• **Consigne 1**:
Recopiez fidèlement le passage du texte sur les langues régionales qui commence aux mots « L’HORREUR LINGUISTIQUE » et s'arrête après « une région ? ».
• **Consigne 2**:
Prolongez le texte sur les langues régionales en reprenant juste après sa dernière phrase.

• **Texte source**:

----

Pour alimenter le débat avec les natios et régionnalistes en tout genre !!

L’HORREUR LINGUISTIQUE

Promues avec force par les technocrates de Bruxelles, favorisées en sous-main par le gouvernement, financées par les conseils régionaux, soutenues par l’extrême-droite traditionnelle, devenues à la mode dans différents courants gauchistes, les « langues régionales » font partie du must de la pensée unique. Ceux qui se gaussaient il y a encore peu de notre accent se pâment maintenant d’aise en entendant trois mots de patois. [1]

Ce que la pensée unique veut faire croire, c’est que chaque région a une langue et que cette langue doit devenir officielle (et donc s’imposer à tous les habitants). L’argument essentiel pour justifier cette régression est purement émotionnel :  » je veux, disent les néo-patoisants, parler la langue de ma grandmère « . Voyons tout ça de plus près.
UNE REGION = UNE LANGUE ?
C’est quoi, une région ?

Au départ, tout semble simple : en Occitanie [2], il faut parler occitan, en Catalogne, catalan,… Premier « hic », c’est que les frontières régionales sont aussi fluctuantes dans le temps que les frontières nationales. Au cours de l’histoire, chaque région a mangé ou a été mangée par les voisines. L’ex-Yougoslavie nous offre un parfait exemple de cette situation : le Kosovo fait-il partie de la grande Serbie ou de la grande Albanie ? Et la Gascogne, fait-elle partie de l’Occitanie ou de la grande Euskadie ? L’origine étymologique de gascon étant vascon, c’est-à-dire basque, l’ETA pourrait revendiquer Auch mais aussi Bordeaux (où l’on parla gascon du XlIème au XVème siècle). Cela nous promet bien du plaisir !

Une seule langue ?

----

• **Lignes extraites**:
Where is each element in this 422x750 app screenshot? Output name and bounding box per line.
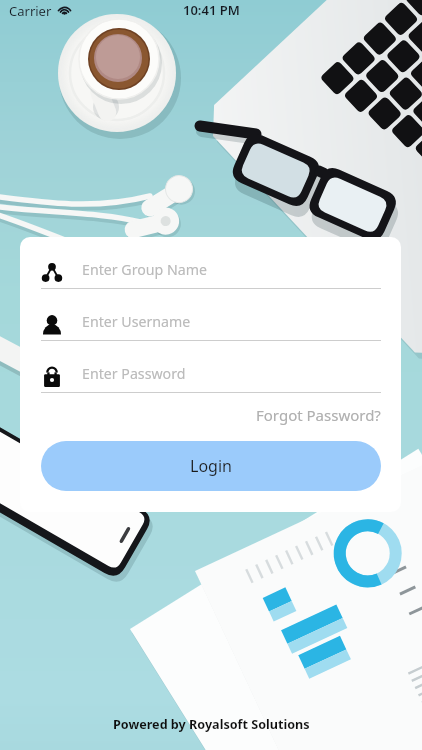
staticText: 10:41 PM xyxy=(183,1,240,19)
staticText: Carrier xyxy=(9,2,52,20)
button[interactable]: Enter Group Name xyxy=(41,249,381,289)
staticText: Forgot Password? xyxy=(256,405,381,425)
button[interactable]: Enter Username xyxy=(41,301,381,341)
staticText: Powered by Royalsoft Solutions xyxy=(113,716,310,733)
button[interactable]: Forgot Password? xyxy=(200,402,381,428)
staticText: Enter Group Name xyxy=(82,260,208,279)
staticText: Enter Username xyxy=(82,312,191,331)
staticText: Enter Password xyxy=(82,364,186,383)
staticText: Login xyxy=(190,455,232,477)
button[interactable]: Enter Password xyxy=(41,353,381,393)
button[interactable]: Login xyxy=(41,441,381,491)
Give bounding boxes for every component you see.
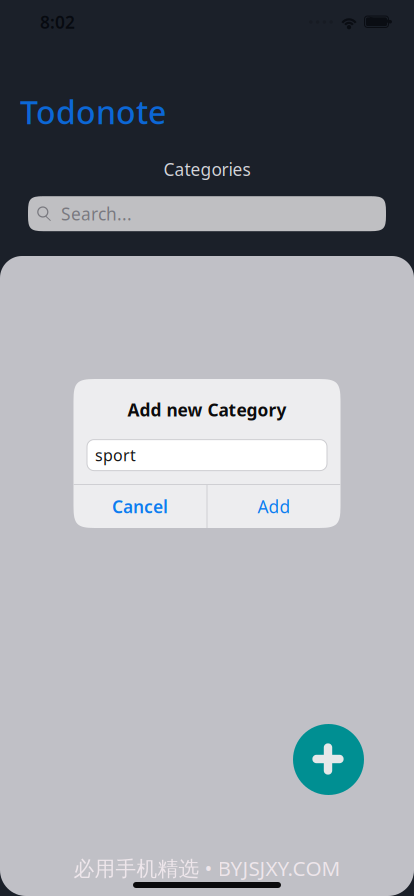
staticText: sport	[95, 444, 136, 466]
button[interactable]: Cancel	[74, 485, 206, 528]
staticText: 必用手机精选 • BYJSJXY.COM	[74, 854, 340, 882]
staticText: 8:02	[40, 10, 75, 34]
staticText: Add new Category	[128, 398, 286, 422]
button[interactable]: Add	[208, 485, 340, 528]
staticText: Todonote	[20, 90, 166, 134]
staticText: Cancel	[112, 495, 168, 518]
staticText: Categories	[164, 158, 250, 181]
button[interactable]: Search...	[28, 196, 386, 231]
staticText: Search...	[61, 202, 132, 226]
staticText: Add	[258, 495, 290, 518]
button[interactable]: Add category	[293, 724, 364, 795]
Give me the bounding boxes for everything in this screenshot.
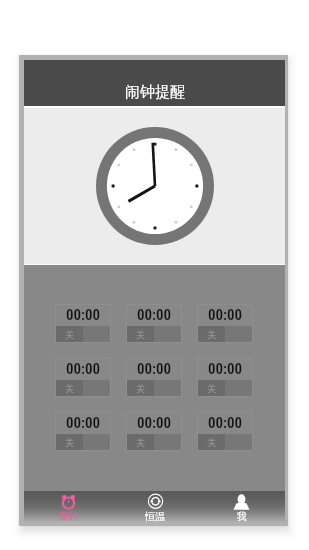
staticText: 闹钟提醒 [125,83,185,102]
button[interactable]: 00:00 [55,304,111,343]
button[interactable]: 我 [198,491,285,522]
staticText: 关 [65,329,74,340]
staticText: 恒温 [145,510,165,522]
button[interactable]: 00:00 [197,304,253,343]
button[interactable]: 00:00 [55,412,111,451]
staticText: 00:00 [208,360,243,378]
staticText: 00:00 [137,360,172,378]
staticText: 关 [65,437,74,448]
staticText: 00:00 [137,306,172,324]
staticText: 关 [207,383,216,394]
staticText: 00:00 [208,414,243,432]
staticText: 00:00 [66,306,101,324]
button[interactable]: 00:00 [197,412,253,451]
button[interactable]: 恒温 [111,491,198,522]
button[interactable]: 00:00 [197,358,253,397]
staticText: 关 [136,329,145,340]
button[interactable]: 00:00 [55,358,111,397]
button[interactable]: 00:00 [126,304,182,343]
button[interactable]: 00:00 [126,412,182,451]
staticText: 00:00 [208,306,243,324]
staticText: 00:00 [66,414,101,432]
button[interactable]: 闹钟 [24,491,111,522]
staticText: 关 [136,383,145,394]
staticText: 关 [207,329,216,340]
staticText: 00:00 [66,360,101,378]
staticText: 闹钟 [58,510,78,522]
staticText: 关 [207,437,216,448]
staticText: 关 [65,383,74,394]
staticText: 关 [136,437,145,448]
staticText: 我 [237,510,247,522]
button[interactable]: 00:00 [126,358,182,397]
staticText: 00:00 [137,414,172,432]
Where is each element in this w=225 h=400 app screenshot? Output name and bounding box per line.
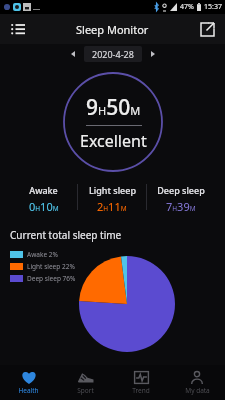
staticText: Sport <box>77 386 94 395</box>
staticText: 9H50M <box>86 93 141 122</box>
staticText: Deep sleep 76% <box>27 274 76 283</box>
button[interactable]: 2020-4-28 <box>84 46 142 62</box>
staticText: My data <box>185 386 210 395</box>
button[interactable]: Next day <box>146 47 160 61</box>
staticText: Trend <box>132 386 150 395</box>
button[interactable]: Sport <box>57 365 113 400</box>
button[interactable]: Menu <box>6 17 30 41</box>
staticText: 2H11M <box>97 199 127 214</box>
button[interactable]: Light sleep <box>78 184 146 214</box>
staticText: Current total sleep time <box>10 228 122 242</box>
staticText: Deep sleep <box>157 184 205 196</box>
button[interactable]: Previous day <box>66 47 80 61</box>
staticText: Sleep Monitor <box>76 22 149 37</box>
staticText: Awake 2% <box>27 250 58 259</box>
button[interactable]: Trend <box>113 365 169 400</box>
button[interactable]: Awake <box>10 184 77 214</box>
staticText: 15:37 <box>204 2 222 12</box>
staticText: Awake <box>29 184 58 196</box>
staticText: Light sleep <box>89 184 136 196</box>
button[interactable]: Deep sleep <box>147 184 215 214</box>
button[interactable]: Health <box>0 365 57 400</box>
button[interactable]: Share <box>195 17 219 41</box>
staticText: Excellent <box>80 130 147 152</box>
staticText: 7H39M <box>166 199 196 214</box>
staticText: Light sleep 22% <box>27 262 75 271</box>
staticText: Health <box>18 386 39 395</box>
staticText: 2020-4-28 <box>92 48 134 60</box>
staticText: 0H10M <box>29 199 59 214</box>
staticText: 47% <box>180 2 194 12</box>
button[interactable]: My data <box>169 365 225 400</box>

----

• **Réponse rédigée 1**:
L’HORREUR LINGUISTIQUE

Promues avec force par les technocrates de Bruxelles, favorisées en sous-main par le gouvernement, financées par les conseils régionaux, soutenues par l’extrême-droite traditionnelle, devenues à la mode dans différents courants gauchistes, les « langues régionales » font partie du must de la pensée unique. Ceux qui se gaussaient il y a encore peu de notre accent se pâment maintenant d’aise en entendant trois mots de patois. [1]

Ce que la pensée unique veut faire croire, c’est que chaque région a une langue et que cette langue doit devenir officielle (et donc s’imposer à tous les habitants). L’argument essentiel pour justifier cette régression est purement émotionnel :  » je veux, disent les néo-patoisants, parler la langue de ma grandmère « . Voyons tout ça de plus près.
UNE REGION = UNE LANGUE ?
C’est quoi, une région ?

• **Réponse rédigée 2**:
Même sur un lieu aussi circonscrit que la Place du Capitole, les choses ne sont pas si simples. Quelle est la langue historique de ce coin de Toulouse ? La réponse exacte est : plusieurs, et fort différentes. Dans la nuit des temps, une langue protohistorique type basque, ensuite, probablement, un parler celte. A coup sûr, avec l’arrivée des légions romaines, le latin. Puis le wisigoth (Toulouse fut capitale de leur royaume). Retour ensuite au latin de cuisine qui dériva progressivement en languedocien (sur la rive droite, en gascon [3] sur la gauche). Puis, arriva le français. Alors, c’est quoi, la bonne langue ?

Et en quoi l’italien, l’espagnol, le portugais… parlés par des dizaines de milliers d’immigrés seraient-ils exclus du jeu ? Et l’arabe ? C’est dans ces langues-là que se sont bâtis immeubles, que s’est creusé le tout-à-l’égout, installé le gaz et l’électricité… En ce début de troisième millénaire, il y a plus d’arabophones de naissance que d’occitano phones en Midi-Pyrénées ! Alors, pourquoi ces langues ne seraient-elles pas, elles aussi, officielles dans notre belle région ? En quoi seraient-elles moins régionalement correctes ? Au nom de la pureté ethno-linguistique ?

Cette histoire linguistique, brièvement brossée, est celle de toutes les régions : à l’origine d’une langue, il y a forcément une autre langue. Sans latin, pas de languedocien, sans sanskrit, pas de latin… En choisir une seule comme langue régionale, l’imposer à la place d’une autre, c’est obligatoirement faire un choix arbitraire. C’est aussi commettre une violence. En cela, comme dans le reste, les nouveaux régionalistes se comportent comme les nationalistes de toujours. Ce n’est pas parce que le français a été partiellement imposé par la force qu’ils ont le droit de nous faire subir une violence identique dans l’autre sens !
Mais, qu’es aco, l’occitan ?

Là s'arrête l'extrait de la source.